** start of RECORDS FOR THIS EXERCISE **

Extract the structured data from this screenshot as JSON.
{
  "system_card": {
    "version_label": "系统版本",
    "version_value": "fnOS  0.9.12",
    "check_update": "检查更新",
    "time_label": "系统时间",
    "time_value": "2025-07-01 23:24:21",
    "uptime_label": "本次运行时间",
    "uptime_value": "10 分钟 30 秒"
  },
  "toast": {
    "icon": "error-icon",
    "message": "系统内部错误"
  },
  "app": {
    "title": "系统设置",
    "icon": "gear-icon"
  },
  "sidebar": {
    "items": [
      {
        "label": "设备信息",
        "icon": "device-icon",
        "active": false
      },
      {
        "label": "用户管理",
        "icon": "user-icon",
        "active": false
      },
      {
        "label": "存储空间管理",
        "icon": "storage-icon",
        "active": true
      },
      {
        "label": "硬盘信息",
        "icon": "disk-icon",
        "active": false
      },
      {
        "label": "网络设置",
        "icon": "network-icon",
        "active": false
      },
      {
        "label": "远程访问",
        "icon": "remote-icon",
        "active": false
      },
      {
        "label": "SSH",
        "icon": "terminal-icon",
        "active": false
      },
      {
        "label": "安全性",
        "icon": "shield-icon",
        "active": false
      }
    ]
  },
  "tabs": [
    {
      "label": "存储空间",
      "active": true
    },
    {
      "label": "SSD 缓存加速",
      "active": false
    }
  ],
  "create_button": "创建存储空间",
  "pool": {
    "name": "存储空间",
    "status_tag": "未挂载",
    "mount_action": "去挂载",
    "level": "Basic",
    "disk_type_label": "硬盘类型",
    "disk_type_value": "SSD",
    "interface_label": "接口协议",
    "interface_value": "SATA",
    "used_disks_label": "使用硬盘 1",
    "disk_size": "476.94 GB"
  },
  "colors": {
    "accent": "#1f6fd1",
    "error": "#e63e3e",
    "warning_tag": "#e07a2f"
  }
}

** end of RECORDS FOR THIS EXERCISE **

▶ _STATED TASK_: The records above are to be repeated exactly, in their entirety.

▶ _CORRECT OUTPUT_:
Extract the structured data from this screenshot as JSON.
{
  "system_card": {
    "version_label": "系统版本",
    "version_value": "fnOS  0.9.12",
    "check_update": "检查更新",
    "time_label": "系统时间",
    "time_value": "2025-07-01 23:24:21",
    "uptime_label": "本次运行时间",
    "uptime_value": "10 分钟 30 秒"
  },
  "toast": {
    "icon": "error-icon",
    "message": "系统内部错误"
  },
  "app": {
    "title": "系统设置",
    "icon": "gear-icon"
  },
  "sidebar": {
    "items": [
      {
        "label": "设备信息",
        "icon": "device-icon",
        "active": false
      },
      {
        "label": "用户管理",
        "icon": "user-icon",
        "active": false
      },
      {
        "label": "存储空间管理",
        "icon": "storage-icon",
        "active": true
      },
      {
        "label": "硬盘信息",
        "icon": "disk-icon",
        "active": false
      },
      {
        "label": "网络设置",
        "icon": "network-icon",
        "active": false
      },
      {
        "label": "远程访问",
        "icon": "remote-icon",
        "active": false
      },
      {
        "label": "SSH",
        "icon": "terminal-icon",
        "active": false
      },
      {
        "label": "安全性",
        "icon": "shield-icon",
        "active": false
      }
    ]
  },
  "tabs": [
    {
      "label": "存储空间",
      "active": true
    },
    {
      "label": "SSD 缓存加速",
      "active": false
    }
  ],
  "create_button": "创建存储空间",
  "pool": {
    "name": "存储空间",
    "status_tag": "未挂载",
    "mount_action": "去挂载",
    "level": "Basic",
    "disk_type_label": "硬盘类型",
    "disk_type_value": "SSD",
    "interface_label": "接口协议",
    "interface_value": "SATA",
    "used_disks_label": "使用硬盘 1",
    "disk_size": "476.94 GB"
  },
  "colors": {
    "accent": "#1f6fd1",
    "error": "#e63e3e",
    "warning_tag": "#e07a2f"
  }
}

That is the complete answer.